_Your goal:_ From the entries below, copy every line where the string "page" appears.

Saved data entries
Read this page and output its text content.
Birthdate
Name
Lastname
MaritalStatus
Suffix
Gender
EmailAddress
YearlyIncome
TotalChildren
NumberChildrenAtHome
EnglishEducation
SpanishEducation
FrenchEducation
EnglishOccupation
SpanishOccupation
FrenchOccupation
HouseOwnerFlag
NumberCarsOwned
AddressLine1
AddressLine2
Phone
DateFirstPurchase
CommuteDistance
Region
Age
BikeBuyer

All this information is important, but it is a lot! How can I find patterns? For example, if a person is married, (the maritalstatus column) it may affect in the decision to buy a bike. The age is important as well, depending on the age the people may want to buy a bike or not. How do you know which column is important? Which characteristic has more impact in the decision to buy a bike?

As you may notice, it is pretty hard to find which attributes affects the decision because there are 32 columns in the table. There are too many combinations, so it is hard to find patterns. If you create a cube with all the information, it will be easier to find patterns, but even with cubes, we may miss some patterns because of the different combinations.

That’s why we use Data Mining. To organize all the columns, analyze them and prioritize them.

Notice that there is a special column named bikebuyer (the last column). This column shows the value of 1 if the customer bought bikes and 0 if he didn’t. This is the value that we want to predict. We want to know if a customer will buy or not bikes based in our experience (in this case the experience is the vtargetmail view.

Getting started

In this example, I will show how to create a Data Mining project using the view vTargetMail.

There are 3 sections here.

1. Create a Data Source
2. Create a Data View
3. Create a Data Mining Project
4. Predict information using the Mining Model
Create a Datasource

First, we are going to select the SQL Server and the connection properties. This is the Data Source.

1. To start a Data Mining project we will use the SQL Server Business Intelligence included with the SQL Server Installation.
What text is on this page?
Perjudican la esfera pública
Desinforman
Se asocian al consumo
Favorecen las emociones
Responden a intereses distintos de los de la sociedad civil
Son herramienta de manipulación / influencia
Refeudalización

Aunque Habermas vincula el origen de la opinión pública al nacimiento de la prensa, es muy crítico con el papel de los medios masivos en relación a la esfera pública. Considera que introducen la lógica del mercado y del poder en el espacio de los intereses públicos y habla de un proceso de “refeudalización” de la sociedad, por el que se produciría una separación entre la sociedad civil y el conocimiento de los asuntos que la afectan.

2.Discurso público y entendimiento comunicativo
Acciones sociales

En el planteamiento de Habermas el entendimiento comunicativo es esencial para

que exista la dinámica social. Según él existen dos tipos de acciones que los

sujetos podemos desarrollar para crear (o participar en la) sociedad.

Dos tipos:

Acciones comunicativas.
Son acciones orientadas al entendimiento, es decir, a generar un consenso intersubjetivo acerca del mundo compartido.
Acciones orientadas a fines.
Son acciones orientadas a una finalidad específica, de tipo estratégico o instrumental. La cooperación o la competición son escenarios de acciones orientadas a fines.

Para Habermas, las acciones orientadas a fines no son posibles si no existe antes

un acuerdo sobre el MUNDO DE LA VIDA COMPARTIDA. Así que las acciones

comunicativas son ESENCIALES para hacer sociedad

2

_Right answer:_
Read this page and output its text content.
What text is on this page?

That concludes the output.